=== Work instructions ===
Gather each line containing the string "name" from these entries.

● ● ● ● ● ● ●

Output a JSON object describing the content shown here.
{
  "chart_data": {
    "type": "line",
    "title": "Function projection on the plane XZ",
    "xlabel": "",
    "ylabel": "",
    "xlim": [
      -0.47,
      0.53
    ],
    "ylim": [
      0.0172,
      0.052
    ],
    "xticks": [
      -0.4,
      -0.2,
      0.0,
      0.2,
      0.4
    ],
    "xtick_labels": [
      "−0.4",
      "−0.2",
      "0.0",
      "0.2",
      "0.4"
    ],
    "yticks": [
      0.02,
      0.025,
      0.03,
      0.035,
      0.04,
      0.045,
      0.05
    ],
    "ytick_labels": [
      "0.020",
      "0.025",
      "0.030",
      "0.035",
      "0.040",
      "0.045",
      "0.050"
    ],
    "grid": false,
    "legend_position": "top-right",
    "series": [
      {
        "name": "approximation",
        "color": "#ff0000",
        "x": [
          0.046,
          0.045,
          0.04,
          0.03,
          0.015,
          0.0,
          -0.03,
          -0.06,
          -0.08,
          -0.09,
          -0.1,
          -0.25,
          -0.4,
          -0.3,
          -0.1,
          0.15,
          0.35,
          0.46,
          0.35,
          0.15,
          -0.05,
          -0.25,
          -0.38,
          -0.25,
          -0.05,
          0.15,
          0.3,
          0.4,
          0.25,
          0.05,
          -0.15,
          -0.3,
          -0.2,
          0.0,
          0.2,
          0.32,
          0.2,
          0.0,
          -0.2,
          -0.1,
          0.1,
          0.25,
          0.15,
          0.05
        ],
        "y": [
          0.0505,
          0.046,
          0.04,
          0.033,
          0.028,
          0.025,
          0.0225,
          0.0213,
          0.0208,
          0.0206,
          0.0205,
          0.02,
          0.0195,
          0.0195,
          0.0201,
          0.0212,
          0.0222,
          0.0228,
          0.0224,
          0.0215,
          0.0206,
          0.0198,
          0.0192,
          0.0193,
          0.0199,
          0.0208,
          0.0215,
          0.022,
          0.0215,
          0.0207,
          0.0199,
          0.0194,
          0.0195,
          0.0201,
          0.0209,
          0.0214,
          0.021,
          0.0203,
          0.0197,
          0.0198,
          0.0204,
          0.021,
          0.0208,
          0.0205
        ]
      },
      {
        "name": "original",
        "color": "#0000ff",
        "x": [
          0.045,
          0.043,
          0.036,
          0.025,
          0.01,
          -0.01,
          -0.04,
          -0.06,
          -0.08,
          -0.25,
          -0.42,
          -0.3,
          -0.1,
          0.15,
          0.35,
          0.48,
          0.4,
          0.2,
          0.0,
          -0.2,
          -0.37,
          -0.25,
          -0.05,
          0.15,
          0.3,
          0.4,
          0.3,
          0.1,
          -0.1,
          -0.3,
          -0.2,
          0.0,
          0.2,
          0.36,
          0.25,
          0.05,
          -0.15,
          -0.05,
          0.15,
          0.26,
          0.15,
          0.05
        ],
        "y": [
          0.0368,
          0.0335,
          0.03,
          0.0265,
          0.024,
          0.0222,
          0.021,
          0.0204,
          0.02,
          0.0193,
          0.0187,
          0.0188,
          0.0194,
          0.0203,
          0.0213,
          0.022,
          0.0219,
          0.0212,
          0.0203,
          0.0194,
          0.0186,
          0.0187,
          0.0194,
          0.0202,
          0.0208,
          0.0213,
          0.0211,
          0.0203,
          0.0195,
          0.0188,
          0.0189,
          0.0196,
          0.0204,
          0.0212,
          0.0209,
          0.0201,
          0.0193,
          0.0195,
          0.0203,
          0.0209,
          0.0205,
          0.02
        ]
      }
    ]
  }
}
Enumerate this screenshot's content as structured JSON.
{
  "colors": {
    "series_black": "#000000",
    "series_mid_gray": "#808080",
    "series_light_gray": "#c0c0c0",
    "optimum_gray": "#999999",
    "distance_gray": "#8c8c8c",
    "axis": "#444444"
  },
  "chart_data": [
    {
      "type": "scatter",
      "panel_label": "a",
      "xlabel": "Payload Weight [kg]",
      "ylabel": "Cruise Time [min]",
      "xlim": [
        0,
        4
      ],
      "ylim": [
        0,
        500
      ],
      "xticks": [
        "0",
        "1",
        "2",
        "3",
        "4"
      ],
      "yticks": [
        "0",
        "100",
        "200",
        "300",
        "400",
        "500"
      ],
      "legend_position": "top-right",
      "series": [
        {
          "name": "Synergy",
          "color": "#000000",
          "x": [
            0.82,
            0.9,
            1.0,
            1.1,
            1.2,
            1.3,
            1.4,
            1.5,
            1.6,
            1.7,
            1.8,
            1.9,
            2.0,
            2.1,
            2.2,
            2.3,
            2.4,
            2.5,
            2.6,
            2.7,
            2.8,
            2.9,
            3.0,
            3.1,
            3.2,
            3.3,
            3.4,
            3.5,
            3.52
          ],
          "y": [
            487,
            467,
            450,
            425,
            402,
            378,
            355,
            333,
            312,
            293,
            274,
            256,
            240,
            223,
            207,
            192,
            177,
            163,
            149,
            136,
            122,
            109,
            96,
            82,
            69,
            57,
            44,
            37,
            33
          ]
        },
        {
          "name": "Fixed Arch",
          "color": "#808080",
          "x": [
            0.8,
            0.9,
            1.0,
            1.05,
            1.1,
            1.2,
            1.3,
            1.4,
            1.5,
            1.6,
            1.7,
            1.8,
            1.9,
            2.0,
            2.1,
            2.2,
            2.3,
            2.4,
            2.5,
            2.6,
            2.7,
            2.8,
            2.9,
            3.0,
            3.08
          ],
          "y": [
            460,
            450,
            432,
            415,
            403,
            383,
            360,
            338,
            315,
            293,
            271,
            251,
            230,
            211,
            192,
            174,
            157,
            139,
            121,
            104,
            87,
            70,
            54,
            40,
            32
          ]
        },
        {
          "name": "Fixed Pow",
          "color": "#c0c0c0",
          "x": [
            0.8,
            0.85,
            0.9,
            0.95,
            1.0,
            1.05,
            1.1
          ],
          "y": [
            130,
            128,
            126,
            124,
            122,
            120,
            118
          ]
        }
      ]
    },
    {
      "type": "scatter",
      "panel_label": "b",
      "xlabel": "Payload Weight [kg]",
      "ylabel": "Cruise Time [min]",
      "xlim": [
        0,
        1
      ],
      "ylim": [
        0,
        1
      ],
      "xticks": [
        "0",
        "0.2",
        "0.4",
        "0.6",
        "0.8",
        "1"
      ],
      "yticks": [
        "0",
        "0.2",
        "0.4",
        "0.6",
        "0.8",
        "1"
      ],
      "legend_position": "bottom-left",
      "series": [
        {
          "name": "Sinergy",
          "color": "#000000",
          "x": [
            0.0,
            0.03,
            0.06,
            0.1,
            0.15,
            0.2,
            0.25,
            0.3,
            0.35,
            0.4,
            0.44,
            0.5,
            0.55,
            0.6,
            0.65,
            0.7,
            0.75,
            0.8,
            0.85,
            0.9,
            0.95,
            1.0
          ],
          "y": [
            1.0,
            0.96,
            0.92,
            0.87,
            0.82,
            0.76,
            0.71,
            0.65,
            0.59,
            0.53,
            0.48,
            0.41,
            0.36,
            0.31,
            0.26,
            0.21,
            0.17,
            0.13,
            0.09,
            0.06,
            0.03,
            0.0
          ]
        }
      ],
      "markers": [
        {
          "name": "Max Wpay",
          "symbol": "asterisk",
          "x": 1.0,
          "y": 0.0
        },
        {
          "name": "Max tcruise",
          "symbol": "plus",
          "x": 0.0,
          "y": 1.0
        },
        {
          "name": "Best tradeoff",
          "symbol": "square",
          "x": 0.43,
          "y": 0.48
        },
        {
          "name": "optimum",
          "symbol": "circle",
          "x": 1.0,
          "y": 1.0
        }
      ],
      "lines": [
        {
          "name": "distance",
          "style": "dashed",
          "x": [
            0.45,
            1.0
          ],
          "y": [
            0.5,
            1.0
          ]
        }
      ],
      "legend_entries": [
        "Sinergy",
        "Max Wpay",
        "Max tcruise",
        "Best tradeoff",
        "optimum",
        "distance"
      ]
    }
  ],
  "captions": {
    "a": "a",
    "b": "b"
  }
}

● ● ● ● ● ● ●

=== Full output ===
        "name": "approximation",
        "name": "original",
          "name": "Synergy",
          "name": "Fixed Arch",
          "name": "Fixed Pow",
          "name": "Sinergy",
          "name": "Max Wpay",
          "name": "Max tcruise",
          "name": "Best tradeoff",
          "name": "optimum",
          "name": "distance",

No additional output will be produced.